(Figure collection entries)
==============================
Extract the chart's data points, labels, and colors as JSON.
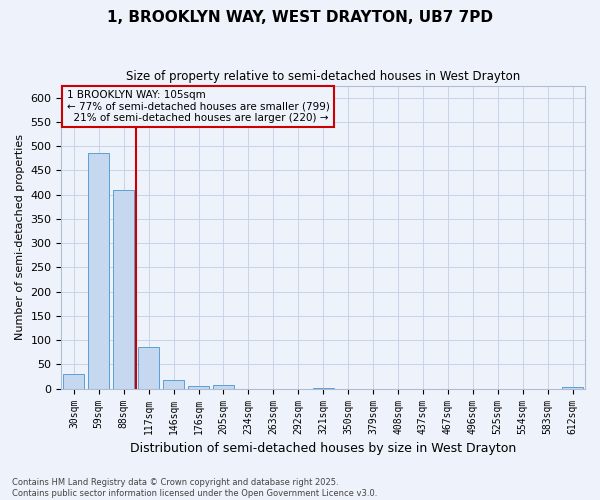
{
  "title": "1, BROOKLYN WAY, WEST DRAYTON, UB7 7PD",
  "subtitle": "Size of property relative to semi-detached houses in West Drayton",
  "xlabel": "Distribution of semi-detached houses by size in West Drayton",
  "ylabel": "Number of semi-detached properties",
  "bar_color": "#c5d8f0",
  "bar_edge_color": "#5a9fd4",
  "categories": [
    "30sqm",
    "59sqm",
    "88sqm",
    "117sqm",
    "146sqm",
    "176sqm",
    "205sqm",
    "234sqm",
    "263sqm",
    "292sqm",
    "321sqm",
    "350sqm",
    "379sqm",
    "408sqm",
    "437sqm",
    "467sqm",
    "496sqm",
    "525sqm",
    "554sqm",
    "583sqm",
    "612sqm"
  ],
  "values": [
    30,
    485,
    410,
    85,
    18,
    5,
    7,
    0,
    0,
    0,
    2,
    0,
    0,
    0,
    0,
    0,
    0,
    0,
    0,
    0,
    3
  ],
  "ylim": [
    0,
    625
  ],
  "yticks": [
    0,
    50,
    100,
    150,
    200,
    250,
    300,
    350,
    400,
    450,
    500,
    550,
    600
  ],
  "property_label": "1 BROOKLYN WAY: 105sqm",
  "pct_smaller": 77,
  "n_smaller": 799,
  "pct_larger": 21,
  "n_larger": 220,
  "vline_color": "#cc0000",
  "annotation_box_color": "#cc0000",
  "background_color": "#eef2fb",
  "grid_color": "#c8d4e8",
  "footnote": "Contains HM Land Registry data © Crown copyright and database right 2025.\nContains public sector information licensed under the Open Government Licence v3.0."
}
==============================
Restate the whole listing above exactly, please, omitting every image.

Extract the chart's data points, labels, and colors as JSON.
{
  "title": "1, BROOKLYN WAY, WEST DRAYTON, UB7 7PD",
  "subtitle": "Size of property relative to semi-detached houses in West Drayton",
  "xlabel": "Distribution of semi-detached houses by size in West Drayton",
  "ylabel": "Number of semi-detached properties",
  "bar_color": "#c5d8f0",
  "bar_edge_color": "#5a9fd4",
  "categories": [
    "30sqm",
    "59sqm",
    "88sqm",
    "117sqm",
    "146sqm",
    "176sqm",
    "205sqm",
    "234sqm",
    "263sqm",
    "292sqm",
    "321sqm",
    "350sqm",
    "379sqm",
    "408sqm",
    "437sqm",
    "467sqm",
    "496sqm",
    "525sqm",
    "554sqm",
    "583sqm",
    "612sqm"
  ],
  "values": [
    30,
    485,
    410,
    85,
    18,
    5,
    7,
    0,
    0,
    0,
    2,
    0,
    0,
    0,
    0,
    0,
    0,
    0,
    0,
    0,
    3
  ],
  "ylim": [
    0,
    625
  ],
  "yticks": [
    0,
    50,
    100,
    150,
    200,
    250,
    300,
    350,
    400,
    450,
    500,
    550,
    600
  ],
  "property_label": "1 BROOKLYN WAY: 105sqm",
  "pct_smaller": 77,
  "n_smaller": 799,
  "pct_larger": 21,
  "n_larger": 220,
  "vline_color": "#cc0000",
  "annotation_box_color": "#cc0000",
  "background_color": "#eef2fb",
  "grid_color": "#c8d4e8",
  "footnote": "Contains HM Land Registry data © Crown copyright and database right 2025.\nContains public sector information licensed under the Open Government Licence v3.0."
}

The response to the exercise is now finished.